:: Task data ::

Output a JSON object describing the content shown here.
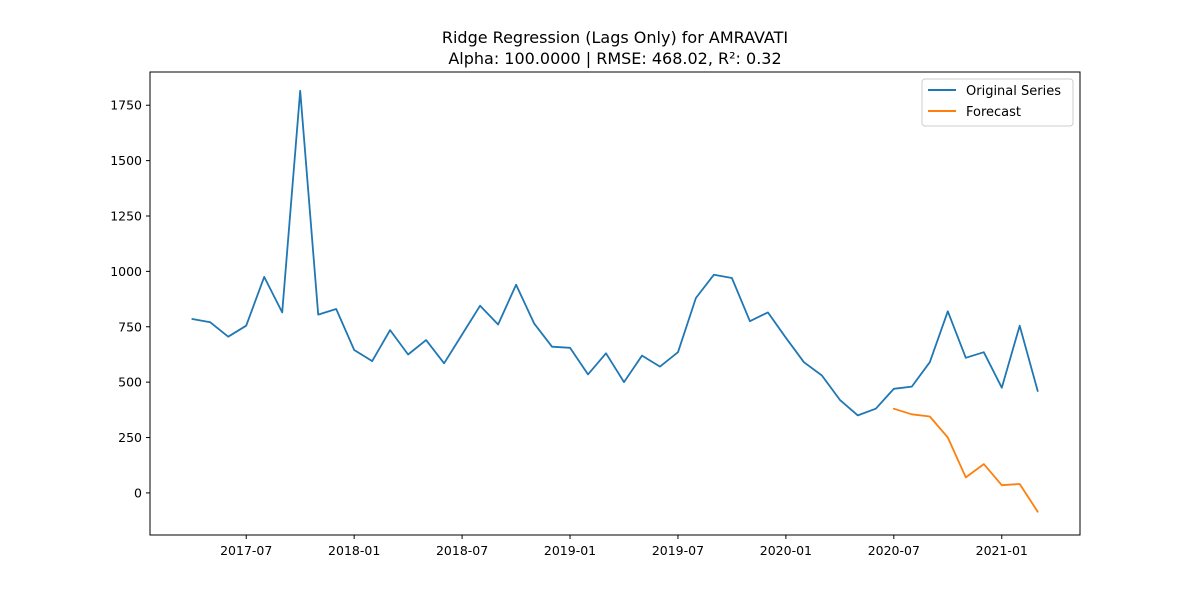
{
  "chart_data": {
    "type": "line",
    "title": "Ridge Regression (Lags Only) for AMRAVATI",
    "subtitle": "Alpha: 100.0000 | RMSE: 468.02, R²: 0.32",
    "xlabel": "",
    "ylabel": "",
    "ylim": [
      -190,
      1900
    ],
    "x_ticks": [
      "2017-07",
      "2018-01",
      "2018-07",
      "2019-01",
      "2019-07",
      "2020-01",
      "2020-07",
      "2021-01"
    ],
    "y_ticks": [
      0,
      250,
      500,
      750,
      1000,
      1250,
      1500,
      1750
    ],
    "grid": false,
    "legend_position": "top-right",
    "series": [
      {
        "name": "Original Series",
        "color": "#1f77b4",
        "x": [
          "2017-04",
          "2017-05",
          "2017-06",
          "2017-07",
          "2017-08",
          "2017-09",
          "2017-10",
          "2017-11",
          "2017-12",
          "2018-01",
          "2018-02",
          "2018-03",
          "2018-04",
          "2018-05",
          "2018-06",
          "2018-07",
          "2018-08",
          "2018-09",
          "2018-10",
          "2018-11",
          "2018-12",
          "2019-01",
          "2019-02",
          "2019-03",
          "2019-04",
          "2019-05",
          "2019-06",
          "2019-07",
          "2019-08",
          "2019-09",
          "2019-10",
          "2019-11",
          "2019-12",
          "2020-01",
          "2020-02",
          "2020-03",
          "2020-04",
          "2020-05",
          "2020-06",
          "2020-07",
          "2020-08",
          "2020-09",
          "2020-10",
          "2020-11",
          "2020-12",
          "2021-01",
          "2021-02",
          "2021-03"
        ],
        "values": [
          785,
          770,
          705,
          755,
          975,
          815,
          1815,
          805,
          830,
          645,
          595,
          735,
          625,
          690,
          585,
          715,
          845,
          760,
          940,
          765,
          660,
          655,
          535,
          630,
          500,
          620,
          570,
          635,
          880,
          985,
          970,
          775,
          815,
          700,
          590,
          530,
          420,
          350,
          380,
          470,
          480,
          590,
          820,
          610,
          635,
          475,
          755,
          460
        ]
      },
      {
        "name": "Forecast",
        "color": "#ff7f0e",
        "x": [
          "2020-07",
          "2020-08",
          "2020-09",
          "2020-10",
          "2020-11",
          "2020-12",
          "2021-01",
          "2021-02",
          "2021-03"
        ],
        "values": [
          380,
          355,
          345,
          250,
          70,
          130,
          35,
          40,
          -85
        ]
      }
    ]
  }
}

:::

◆ Your objective: Find and copy every line in the entries above where the string "name" occurs.

◆ Answer for this exercise:
        "name": "Original Series",
        "name": "Forecast",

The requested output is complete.